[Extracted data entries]
# # # #
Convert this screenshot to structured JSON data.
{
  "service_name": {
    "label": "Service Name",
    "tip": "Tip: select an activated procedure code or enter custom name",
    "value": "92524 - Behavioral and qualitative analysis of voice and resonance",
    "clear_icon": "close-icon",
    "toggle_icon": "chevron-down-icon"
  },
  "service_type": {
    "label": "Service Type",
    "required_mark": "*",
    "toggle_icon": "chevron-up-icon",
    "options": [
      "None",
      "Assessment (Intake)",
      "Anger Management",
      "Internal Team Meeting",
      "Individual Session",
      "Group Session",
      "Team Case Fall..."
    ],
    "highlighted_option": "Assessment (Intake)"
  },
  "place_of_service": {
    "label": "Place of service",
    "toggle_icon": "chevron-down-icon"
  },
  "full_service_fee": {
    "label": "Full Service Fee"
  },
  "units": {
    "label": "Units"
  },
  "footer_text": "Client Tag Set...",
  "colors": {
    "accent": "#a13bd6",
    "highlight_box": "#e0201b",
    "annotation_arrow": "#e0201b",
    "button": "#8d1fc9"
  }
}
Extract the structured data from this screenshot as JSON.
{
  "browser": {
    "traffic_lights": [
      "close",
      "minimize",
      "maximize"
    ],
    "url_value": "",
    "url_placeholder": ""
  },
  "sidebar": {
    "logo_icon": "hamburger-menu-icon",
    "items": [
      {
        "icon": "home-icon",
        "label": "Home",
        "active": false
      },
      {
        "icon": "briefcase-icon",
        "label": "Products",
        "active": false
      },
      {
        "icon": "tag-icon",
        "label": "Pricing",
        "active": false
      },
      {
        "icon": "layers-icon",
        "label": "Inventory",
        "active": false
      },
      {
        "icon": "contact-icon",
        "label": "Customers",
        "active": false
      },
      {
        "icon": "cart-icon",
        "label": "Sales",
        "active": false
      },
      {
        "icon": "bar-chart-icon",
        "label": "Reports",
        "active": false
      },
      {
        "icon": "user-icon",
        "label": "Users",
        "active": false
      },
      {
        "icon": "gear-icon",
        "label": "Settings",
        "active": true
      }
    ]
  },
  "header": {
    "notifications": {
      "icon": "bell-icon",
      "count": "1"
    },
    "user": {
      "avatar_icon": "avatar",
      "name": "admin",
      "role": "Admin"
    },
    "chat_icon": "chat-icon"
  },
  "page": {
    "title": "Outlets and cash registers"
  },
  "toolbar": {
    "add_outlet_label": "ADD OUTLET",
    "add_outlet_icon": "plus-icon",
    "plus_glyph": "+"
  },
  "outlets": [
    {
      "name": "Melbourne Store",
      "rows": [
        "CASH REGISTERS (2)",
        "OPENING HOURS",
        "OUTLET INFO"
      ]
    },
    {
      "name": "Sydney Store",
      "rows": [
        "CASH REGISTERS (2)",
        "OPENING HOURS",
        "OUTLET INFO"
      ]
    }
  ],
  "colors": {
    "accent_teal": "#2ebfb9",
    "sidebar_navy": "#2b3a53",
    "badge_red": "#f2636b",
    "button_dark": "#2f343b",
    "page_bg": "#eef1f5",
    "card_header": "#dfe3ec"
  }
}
# # # #
* [WHAT IS BEING ASKED] Reproduce the material above exactly; please quote every line of it.

* [RESULT FOR THIS TASK]
Convert this screenshot to structured JSON data.
{
  "service_name": {
    "label": "Service Name",
    "tip": "Tip: select an activated procedure code or enter custom name",
    "value": "92524 - Behavioral and qualitative analysis of voice and resonance",
    "clear_icon": "close-icon",
    "toggle_icon": "chevron-down-icon"
  },
  "service_type": {
    "label": "Service Type",
    "required_mark": "*",
    "toggle_icon": "chevron-up-icon",
    "options": [
      "None",
      "Assessment (Intake)",
      "Anger Management",
      "Internal Team Meeting",
      "Individual Session",
      "Group Session",
      "Team Case Fall..."
    ],
    "highlighted_option": "Assessment (Intake)"
  },
  "place_of_service": {
    "label": "Place of service",
    "toggle_icon": "chevron-down-icon"
  },
  "full_service_fee": {
    "label": "Full Service Fee"
  },
  "units": {
    "label": "Units"
  },
  "footer_text": "Client Tag Set...",
  "colors": {
    "accent": "#a13bd6",
    "highlight_box": "#e0201b",
    "annotation_arrow": "#e0201b",
    "button": "#8d1fc9"
  }
}
Extract the structured data from this screenshot as JSON.
{
  "browser": {
    "traffic_lights": [
      "close",
      "minimize",
      "maximize"
    ],
    "url_value": "",
    "url_placeholder": ""
  },
  "sidebar": {
    "logo_icon": "hamburger-menu-icon",
    "items": [
      {
        "icon": "home-icon",
        "label": "Home",
        "active": false
      },
      {
        "icon": "briefcase-icon",
        "label": "Products",
        "active": false
      },
      {
        "icon": "tag-icon",
        "label": "Pricing",
        "active": false
      },
      {
        "icon": "layers-icon",
        "label": "Inventory",
        "active": false
      },
      {
        "icon": "contact-icon",
        "label": "Customers",
        "active": false
      },
      {
        "icon": "cart-icon",
        "label": "Sales",
        "active": false
      },
      {
        "icon": "bar-chart-icon",
        "label": "Reports",
        "active": false
      },
      {
        "icon": "user-icon",
        "label": "Users",
        "active": false
      },
      {
        "icon": "gear-icon",
        "label": "Settings",
        "active": true
      }
    ]
  },
  "header": {
    "notifications": {
      "icon": "bell-icon",
      "count": "1"
    },
    "user": {
      "avatar_icon": "avatar",
      "name": "admin",
      "role": "Admin"
    },
    "chat_icon": "chat-icon"
  },
  "page": {
    "title": "Outlets and cash registers"
  },
  "toolbar": {
    "add_outlet_label": "ADD OUTLET",
    "add_outlet_icon": "plus-icon",
    "plus_glyph": "+"
  },
  "outlets": [
    {
      "name": "Melbourne Store",
      "rows": [
        "CASH REGISTERS (2)",
        "OPENING HOURS",
        "OUTLET INFO"
      ]
    },
    {
      "name": "Sydney Store",
      "rows": [
        "CASH REGISTERS (2)",
        "OPENING HOURS",
        "OUTLET INFO"
      ]
    }
  ],
  "colors": {
    "accent_teal": "#2ebfb9",
    "sidebar_navy": "#2b3a53",
    "badge_red": "#f2636b",
    "button_dark": "#2f343b",
    "page_bg": "#eef1f5",
    "card_header": "#dfe3ec"
  }
}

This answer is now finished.